*Written exercise*
Copy all the material below, exactly as it stands.

*Saved entries*
════
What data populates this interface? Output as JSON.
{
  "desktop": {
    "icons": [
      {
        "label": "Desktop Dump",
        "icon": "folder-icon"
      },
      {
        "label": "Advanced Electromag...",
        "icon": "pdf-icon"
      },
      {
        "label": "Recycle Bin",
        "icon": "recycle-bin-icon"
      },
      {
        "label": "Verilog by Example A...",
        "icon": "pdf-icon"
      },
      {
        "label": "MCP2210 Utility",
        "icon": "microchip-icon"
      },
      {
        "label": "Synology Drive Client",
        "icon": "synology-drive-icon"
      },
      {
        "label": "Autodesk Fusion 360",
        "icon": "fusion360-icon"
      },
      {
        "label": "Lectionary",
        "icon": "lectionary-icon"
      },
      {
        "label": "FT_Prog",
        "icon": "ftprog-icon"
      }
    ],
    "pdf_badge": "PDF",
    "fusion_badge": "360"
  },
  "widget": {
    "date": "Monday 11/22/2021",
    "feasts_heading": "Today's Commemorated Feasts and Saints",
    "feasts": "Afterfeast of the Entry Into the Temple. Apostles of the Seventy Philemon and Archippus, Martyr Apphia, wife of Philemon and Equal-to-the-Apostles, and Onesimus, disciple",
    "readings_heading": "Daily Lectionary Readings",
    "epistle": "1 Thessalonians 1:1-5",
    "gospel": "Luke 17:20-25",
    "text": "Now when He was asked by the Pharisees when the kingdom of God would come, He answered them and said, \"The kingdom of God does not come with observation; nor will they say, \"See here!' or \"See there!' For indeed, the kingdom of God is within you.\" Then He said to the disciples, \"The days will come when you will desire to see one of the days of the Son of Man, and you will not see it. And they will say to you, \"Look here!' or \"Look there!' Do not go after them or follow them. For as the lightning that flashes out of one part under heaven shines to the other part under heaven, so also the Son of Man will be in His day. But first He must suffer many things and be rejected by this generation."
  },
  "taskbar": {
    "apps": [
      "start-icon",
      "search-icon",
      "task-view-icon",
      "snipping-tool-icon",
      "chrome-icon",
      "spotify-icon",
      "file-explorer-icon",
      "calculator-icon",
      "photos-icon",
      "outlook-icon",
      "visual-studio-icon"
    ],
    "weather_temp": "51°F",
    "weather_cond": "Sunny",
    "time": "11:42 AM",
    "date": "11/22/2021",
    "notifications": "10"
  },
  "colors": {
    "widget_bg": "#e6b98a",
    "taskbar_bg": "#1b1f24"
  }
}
════
*Exercise response*
What data populates this interface? Output as JSON.
{
  "desktop": {
    "icons": [
      {
        "label": "Desktop Dump",
        "icon": "folder-icon"
      },
      {
        "label": "Advanced Electromag...",
        "icon": "pdf-icon"
      },
      {
        "label": "Recycle Bin",
        "icon": "recycle-bin-icon"
      },
      {
        "label": "Verilog by Example A...",
        "icon": "pdf-icon"
      },
      {
        "label": "MCP2210 Utility",
        "icon": "microchip-icon"
      },
      {
        "label": "Synology Drive Client",
        "icon": "synology-drive-icon"
      },
      {
        "label": "Autodesk Fusion 360",
        "icon": "fusion360-icon"
      },
      {
        "label": "Lectionary",
        "icon": "lectionary-icon"
      },
      {
        "label": "FT_Prog",
        "icon": "ftprog-icon"
      }
    ],
    "pdf_badge": "PDF",
    "fusion_badge": "360"
  },
  "widget": {
    "date": "Monday 11/22/2021",
    "feasts_heading": "Today's Commemorated Feasts and Saints",
    "feasts": "Afterfeast of the Entry Into the Temple. Apostles of the Seventy Philemon and Archippus, Martyr Apphia, wife of Philemon and Equal-to-the-Apostles, and Onesimus, disciple",
    "readings_heading": "Daily Lectionary Readings",
    "epistle": "1 Thessalonians 1:1-5",
    "gospel": "Luke 17:20-25",
    "text": "Now when He was asked by the Pharisees when the kingdom of God would come, He answered them and said, \"The kingdom of God does not come with observation; nor will they say, \"See here!' or \"See there!' For indeed, the kingdom of God is within you.\" Then He said to the disciples, \"The days will come when you will desire to see one of the days of the Son of Man, and you will not see it. And they will say to you, \"Look here!' or \"Look there!' Do not go after them or follow them. For as the lightning that flashes out of one part under heaven shines to the other part under heaven, so also the Son of Man will be in His day. But first He must suffer many things and be rejected by this generation."
  },
  "taskbar": {
    "apps": [
      "start-icon",
      "search-icon",
      "task-view-icon",
      "snipping-tool-icon",
      "chrome-icon",
      "spotify-icon",
      "file-explorer-icon",
      "calculator-icon",
      "photos-icon",
      "outlook-icon",
      "visual-studio-icon"
    ],
    "weather_temp": "51°F",
    "weather_cond": "Sunny",
    "time": "11:42 AM",
    "date": "11/22/2021",
    "notifications": "10"
  },
  "colors": {
    "widget_bg": "#e6b98a",
    "taskbar_bg": "#1b1f24"
  }
}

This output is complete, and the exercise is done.